::: DATASET

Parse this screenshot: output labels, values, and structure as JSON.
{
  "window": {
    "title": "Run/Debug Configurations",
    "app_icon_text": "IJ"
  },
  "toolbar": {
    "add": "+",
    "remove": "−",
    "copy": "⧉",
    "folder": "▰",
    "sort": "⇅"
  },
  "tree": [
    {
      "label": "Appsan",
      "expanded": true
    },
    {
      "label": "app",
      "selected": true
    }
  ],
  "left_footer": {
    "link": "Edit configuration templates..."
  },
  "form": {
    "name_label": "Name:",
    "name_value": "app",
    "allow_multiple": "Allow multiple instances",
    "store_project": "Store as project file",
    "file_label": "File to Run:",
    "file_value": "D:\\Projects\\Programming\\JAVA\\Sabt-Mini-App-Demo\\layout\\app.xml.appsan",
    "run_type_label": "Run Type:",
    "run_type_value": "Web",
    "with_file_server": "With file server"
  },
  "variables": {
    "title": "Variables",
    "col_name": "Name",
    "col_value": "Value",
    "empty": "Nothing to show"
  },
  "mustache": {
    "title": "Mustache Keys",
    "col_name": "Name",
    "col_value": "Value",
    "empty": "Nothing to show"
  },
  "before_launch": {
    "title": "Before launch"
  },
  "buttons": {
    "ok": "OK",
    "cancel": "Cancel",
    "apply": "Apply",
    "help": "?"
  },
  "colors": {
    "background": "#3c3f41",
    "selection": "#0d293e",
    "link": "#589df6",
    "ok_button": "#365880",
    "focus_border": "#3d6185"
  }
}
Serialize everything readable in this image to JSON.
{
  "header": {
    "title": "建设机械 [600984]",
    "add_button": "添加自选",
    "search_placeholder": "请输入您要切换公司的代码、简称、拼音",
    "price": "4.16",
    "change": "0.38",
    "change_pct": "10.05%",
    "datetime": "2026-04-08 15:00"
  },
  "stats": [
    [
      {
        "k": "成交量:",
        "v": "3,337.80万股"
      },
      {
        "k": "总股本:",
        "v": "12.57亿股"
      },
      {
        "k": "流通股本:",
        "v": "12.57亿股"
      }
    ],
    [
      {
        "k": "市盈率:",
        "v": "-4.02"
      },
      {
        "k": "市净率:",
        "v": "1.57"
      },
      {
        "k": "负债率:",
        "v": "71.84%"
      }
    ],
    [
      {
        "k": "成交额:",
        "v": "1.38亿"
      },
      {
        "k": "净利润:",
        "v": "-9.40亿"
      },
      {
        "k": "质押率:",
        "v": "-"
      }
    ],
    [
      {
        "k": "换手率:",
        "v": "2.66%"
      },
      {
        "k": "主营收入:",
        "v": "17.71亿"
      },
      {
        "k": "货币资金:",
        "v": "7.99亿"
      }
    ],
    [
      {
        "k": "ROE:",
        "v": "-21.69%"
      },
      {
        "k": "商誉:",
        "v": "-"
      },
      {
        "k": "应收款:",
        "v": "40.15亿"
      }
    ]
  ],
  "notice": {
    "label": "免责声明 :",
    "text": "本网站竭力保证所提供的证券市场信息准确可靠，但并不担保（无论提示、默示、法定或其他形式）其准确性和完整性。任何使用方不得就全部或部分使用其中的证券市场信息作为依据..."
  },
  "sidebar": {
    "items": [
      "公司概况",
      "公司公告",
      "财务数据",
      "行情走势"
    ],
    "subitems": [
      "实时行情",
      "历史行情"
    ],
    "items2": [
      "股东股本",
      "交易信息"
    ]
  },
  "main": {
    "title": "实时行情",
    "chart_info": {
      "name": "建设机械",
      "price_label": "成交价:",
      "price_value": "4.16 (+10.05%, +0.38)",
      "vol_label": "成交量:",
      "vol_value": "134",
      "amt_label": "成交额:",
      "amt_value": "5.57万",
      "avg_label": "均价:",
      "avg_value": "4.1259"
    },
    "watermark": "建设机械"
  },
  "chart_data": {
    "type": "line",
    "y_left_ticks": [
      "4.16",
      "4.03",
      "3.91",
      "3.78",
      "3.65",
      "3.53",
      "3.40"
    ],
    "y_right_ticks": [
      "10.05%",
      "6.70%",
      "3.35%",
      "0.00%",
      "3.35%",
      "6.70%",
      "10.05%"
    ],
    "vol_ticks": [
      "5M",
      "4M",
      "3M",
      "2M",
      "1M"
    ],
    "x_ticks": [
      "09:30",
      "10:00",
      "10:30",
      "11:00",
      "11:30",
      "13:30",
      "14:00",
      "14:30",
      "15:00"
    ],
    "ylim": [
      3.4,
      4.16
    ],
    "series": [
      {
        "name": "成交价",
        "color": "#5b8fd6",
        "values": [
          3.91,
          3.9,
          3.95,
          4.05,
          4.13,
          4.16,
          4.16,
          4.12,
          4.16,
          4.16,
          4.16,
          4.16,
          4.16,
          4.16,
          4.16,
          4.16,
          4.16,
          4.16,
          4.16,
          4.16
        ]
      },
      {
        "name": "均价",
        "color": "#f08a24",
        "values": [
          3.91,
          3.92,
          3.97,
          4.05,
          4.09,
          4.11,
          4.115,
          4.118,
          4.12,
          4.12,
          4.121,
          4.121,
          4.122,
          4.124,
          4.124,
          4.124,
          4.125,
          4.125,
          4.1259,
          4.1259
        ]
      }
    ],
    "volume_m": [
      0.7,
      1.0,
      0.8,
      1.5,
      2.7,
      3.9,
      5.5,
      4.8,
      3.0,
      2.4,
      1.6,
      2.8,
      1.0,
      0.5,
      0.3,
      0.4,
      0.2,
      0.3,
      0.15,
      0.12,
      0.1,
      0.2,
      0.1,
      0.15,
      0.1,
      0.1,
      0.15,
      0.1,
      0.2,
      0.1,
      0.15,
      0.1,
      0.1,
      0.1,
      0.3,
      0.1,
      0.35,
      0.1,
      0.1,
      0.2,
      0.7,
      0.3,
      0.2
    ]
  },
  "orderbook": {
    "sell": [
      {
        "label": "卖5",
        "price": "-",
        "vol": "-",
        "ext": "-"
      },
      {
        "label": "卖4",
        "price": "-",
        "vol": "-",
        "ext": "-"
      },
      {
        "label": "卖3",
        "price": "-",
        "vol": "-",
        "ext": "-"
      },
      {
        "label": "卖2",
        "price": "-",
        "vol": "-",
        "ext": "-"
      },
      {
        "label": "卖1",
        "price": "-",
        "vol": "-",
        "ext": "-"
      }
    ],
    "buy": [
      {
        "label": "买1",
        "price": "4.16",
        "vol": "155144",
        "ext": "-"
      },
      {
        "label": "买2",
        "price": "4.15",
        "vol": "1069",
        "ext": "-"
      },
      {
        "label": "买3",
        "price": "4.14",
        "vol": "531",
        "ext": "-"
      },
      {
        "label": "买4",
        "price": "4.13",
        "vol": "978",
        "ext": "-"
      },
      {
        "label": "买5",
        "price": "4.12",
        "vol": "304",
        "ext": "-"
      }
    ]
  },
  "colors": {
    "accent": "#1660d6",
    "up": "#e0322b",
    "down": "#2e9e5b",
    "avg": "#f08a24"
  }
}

::::::

Of the lines above, how many hold the string "建设机械"? Answer with only the number.

## RESULT:
3